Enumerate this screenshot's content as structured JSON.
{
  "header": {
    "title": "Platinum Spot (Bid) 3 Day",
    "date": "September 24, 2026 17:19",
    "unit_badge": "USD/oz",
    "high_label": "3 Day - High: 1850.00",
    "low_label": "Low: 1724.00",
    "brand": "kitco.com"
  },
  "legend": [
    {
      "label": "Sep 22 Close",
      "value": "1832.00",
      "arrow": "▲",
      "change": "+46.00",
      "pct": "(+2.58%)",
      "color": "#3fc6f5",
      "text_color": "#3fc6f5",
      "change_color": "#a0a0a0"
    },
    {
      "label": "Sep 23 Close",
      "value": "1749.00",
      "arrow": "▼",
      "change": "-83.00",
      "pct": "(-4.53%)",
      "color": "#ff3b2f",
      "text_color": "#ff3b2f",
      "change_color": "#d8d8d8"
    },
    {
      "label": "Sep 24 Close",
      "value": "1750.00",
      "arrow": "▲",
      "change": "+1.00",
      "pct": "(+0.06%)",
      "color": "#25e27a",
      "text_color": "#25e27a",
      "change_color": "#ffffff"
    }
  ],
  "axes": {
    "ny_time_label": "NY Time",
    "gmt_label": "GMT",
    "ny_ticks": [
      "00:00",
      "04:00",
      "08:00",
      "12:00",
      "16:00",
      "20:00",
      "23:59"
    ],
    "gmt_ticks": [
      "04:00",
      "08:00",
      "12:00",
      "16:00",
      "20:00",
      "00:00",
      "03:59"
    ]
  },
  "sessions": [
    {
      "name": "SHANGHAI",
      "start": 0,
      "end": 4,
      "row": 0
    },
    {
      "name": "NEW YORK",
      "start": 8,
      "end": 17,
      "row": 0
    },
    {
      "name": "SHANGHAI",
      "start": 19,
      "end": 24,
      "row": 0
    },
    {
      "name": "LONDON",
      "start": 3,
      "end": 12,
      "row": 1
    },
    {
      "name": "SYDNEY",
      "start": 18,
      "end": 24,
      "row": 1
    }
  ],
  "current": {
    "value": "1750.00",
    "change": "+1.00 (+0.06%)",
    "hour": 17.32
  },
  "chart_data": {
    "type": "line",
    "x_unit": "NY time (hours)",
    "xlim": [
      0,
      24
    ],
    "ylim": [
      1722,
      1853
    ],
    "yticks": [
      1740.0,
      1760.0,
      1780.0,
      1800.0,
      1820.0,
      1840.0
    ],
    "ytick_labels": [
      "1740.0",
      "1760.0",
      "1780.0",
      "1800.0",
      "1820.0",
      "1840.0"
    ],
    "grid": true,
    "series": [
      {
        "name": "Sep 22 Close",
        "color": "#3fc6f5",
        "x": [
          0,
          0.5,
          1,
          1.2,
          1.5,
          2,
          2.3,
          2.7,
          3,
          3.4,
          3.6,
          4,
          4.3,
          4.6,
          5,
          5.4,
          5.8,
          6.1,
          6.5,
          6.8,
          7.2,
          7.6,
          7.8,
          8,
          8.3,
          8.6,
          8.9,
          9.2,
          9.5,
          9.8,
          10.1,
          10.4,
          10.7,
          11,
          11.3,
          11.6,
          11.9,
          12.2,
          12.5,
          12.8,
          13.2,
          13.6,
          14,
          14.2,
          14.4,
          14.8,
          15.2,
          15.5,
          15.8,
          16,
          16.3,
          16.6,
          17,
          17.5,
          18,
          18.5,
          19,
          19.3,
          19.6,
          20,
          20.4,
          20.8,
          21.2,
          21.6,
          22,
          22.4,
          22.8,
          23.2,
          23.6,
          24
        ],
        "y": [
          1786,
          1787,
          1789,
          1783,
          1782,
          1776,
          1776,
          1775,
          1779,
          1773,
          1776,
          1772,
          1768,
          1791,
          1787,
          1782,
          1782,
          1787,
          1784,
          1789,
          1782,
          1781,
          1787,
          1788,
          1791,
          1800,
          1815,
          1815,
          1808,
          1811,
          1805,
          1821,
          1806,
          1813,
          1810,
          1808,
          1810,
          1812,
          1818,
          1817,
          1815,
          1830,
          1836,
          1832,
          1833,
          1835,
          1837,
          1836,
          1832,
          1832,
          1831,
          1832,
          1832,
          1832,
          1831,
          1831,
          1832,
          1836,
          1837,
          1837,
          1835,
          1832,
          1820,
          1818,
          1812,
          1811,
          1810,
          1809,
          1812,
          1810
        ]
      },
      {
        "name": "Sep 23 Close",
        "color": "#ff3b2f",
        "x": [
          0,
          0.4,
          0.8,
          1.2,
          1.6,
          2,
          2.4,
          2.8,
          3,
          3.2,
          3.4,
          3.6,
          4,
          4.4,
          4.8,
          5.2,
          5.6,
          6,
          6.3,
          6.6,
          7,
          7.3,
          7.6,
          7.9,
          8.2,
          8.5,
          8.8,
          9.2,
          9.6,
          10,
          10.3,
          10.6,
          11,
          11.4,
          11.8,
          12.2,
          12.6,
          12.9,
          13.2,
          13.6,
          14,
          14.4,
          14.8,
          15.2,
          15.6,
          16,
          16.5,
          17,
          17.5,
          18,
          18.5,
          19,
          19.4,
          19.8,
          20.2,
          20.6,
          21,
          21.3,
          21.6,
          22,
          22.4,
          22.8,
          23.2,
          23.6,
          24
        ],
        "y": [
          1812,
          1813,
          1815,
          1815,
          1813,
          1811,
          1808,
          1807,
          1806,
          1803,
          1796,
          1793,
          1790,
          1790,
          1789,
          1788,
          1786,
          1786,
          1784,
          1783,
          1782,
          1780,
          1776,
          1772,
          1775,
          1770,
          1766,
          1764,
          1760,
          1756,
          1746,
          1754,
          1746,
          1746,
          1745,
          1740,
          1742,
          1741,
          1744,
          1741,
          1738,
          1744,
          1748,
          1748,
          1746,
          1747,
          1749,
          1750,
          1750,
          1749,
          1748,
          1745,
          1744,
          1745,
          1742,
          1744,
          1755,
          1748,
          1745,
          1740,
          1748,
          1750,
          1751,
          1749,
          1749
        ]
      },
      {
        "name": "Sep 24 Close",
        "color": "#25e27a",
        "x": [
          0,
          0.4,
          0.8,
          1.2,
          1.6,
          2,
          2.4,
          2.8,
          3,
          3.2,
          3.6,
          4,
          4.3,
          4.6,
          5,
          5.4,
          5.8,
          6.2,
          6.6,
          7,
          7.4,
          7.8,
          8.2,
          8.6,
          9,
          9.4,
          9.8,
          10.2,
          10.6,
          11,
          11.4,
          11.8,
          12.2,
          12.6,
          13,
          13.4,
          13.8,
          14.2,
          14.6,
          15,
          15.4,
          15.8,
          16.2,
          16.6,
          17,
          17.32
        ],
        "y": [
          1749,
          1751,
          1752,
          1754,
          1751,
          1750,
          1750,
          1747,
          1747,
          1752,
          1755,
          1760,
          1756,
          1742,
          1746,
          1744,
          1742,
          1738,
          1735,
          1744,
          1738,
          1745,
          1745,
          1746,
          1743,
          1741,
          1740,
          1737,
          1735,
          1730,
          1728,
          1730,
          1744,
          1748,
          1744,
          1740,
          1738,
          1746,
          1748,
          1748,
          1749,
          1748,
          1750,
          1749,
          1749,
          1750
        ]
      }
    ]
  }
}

▬▬▬

* _The problem_:
Repeat all of the records above exactly as written.

* _Worked solution_:
Enumerate this screenshot's content as structured JSON.
{
  "header": {
    "title": "Platinum Spot (Bid) 3 Day",
    "date": "September 24, 2026 17:19",
    "unit_badge": "USD/oz",
    "high_label": "3 Day - High: 1850.00",
    "low_label": "Low: 1724.00",
    "brand": "kitco.com"
  },
  "legend": [
    {
      "label": "Sep 22 Close",
      "value": "1832.00",
      "arrow": "▲",
      "change": "+46.00",
      "pct": "(+2.58%)",
      "color": "#3fc6f5",
      "text_color": "#3fc6f5",
      "change_color": "#a0a0a0"
    },
    {
      "label": "Sep 23 Close",
      "value": "1749.00",
      "arrow": "▼",
      "change": "-83.00",
      "pct": "(-4.53%)",
      "color": "#ff3b2f",
      "text_color": "#ff3b2f",
      "change_color": "#d8d8d8"
    },
    {
      "label": "Sep 24 Close",
      "value": "1750.00",
      "arrow": "▲",
      "change": "+1.00",
      "pct": "(+0.06%)",
      "color": "#25e27a",
      "text_color": "#25e27a",
      "change_color": "#ffffff"
    }
  ],
  "axes": {
    "ny_time_label": "NY Time",
    "gmt_label": "GMT",
    "ny_ticks": [
      "00:00",
      "04:00",
      "08:00",
      "12:00",
      "16:00",
      "20:00",
      "23:59"
    ],
    "gmt_ticks": [
      "04:00",
      "08:00",
      "12:00",
      "16:00",
      "20:00",
      "00:00",
      "03:59"
    ]
  },
  "sessions": [
    {
      "name": "SHANGHAI",
      "start": 0,
      "end": 4,
      "row": 0
    },
    {
      "name": "NEW YORK",
      "start": 8,
      "end": 17,
      "row": 0
    },
    {
      "name": "SHANGHAI",
      "start": 19,
      "end": 24,
      "row": 0
    },
    {
      "name": "LONDON",
      "start": 3,
      "end": 12,
      "row": 1
    },
    {
      "name": "SYDNEY",
      "start": 18,
      "end": 24,
      "row": 1
    }
  ],
  "current": {
    "value": "1750.00",
    "change": "+1.00 (+0.06%)",
    "hour": 17.32
  },
  "chart_data": {
    "type": "line",
    "x_unit": "NY time (hours)",
    "xlim": [
      0,
      24
    ],
    "ylim": [
      1722,
      1853
    ],
    "yticks": [
      1740.0,
      1760.0,
      1780.0,
      1800.0,
      1820.0,
      1840.0
    ],
    "ytick_labels": [
      "1740.0",
      "1760.0",
      "1780.0",
      "1800.0",
      "1820.0",
      "1840.0"
    ],
    "grid": true,
    "series": [
      {
        "name": "Sep 22 Close",
        "color": "#3fc6f5",
        "x": [
          0,
          0.5,
          1,
          1.2,
          1.5,
          2,
          2.3,
          2.7,
          3,
          3.4,
          3.6,
          4,
          4.3,
          4.6,
          5,
          5.4,
          5.8,
          6.1,
          6.5,
          6.8,
          7.2,
          7.6,
          7.8,
          8,
          8.3,
          8.6,
          8.9,
          9.2,
          9.5,
          9.8,
          10.1,
          10.4,
          10.7,
          11,
          11.3,
          11.6,
          11.9,
          12.2,
          12.5,
          12.8,
          13.2,
          13.6,
          14,
          14.2,
          14.4,
          14.8,
          15.2,
          15.5,
          15.8,
          16,
          16.3,
          16.6,
          17,
          17.5,
          18,
          18.5,
          19,
          19.3,
          19.6,
          20,
          20.4,
          20.8,
          21.2,
          21.6,
          22,
          22.4,
          22.8,
          23.2,
          23.6,
          24
        ],
        "y": [
          1786,
          1787,
          1789,
          1783,
          1782,
          1776,
          1776,
          1775,
          1779,
          1773,
          1776,
          1772,
          1768,
          1791,
          1787,
          1782,
          1782,
          1787,
          1784,
          1789,
          1782,
          1781,
          1787,
          1788,
          1791,
          1800,
          1815,
          1815,
          1808,
          1811,
          1805,
          1821,
          1806,
          1813,
          1810,
          1808,
          1810,
          1812,
          1818,
          1817,
          1815,
          1830,
          1836,
          1832,
          1833,
          1835,
          1837,
          1836,
          1832,
          1832,
          1831,
          1832,
          1832,
          1832,
          1831,
          1831,
          1832,
          1836,
          1837,
          1837,
          1835,
          1832,
          1820,
          1818,
          1812,
          1811,
          1810,
          1809,
          1812,
          1810
        ]
      },
      {
        "name": "Sep 23 Close",
        "color": "#ff3b2f",
        "x": [
          0,
          0.4,
          0.8,
          1.2,
          1.6,
          2,
          2.4,
          2.8,
          3,
          3.2,
          3.4,
          3.6,
          4,
          4.4,
          4.8,
          5.2,
          5.6,
          6,
          6.3,
          6.6,
          7,
          7.3,
          7.6,
          7.9,
          8.2,
          8.5,
          8.8,
          9.2,
          9.6,
          10,
          10.3,
          10.6,
          11,
          11.4,
          11.8,
          12.2,
          12.6,
          12.9,
          13.2,
          13.6,
          14,
          14.4,
          14.8,
          15.2,
          15.6,
          16,
          16.5,
          17,
          17.5,
          18,
          18.5,
          19,
          19.4,
          19.8,
          20.2,
          20.6,
          21,
          21.3,
          21.6,
          22,
          22.4,
          22.8,
          23.2,
          23.6,
          24
        ],
        "y": [
          1812,
          1813,
          1815,
          1815,
          1813,
          1811,
          1808,
          1807,
          1806,
          1803,
          1796,
          1793,
          1790,
          1790,
          1789,
          1788,
          1786,
          1786,
          1784,
          1783,
          1782,
          1780,
          1776,
          1772,
          1775,
          1770,
          1766,
          1764,
          1760,
          1756,
          1746,
          1754,
          1746,
          1746,
          1745,
          1740,
          1742,
          1741,
          1744,
          1741,
          1738,
          1744,
          1748,
          1748,
          1746,
          1747,
          1749,
          1750,
          1750,
          1749,
          1748,
          1745,
          1744,
          1745,
          1742,
          1744,
          1755,
          1748,
          1745,
          1740,
          1748,
          1750,
          1751,
          1749,
          1749
        ]
      },
      {
        "name": "Sep 24 Close",
        "color": "#25e27a",
        "x": [
          0,
          0.4,
          0.8,
          1.2,
          1.6,
          2,
          2.4,
          2.8,
          3,
          3.2,
          3.6,
          4,
          4.3,
          4.6,
          5,
          5.4,
          5.8,
          6.2,
          6.6,
          7,
          7.4,
          7.8,
          8.2,
          8.6,
          9,
          9.4,
          9.8,
          10.2,
          10.6,
          11,
          11.4,
          11.8,
          12.2,
          12.6,
          13,
          13.4,
          13.8,
          14.2,
          14.6,
          15,
          15.4,
          15.8,
          16.2,
          16.6,
          17,
          17.32
        ],
        "y": [
          1749,
          1751,
          1752,
          1754,
          1751,
          1750,
          1750,
          1747,
          1747,
          1752,
          1755,
          1760,
          1756,
          1742,
          1746,
          1744,
          1742,
          1738,
          1735,
          1744,
          1738,
          1745,
          1745,
          1746,
          1743,
          1741,
          1740,
          1737,
          1735,
          1730,
          1728,
          1730,
          1744,
          1748,
          1744,
          1740,
          1738,
          1746,
          1748,
          1748,
          1749,
          1748,
          1750,
          1749,
          1749,
          1750
        ]
      }
    ]
  }
}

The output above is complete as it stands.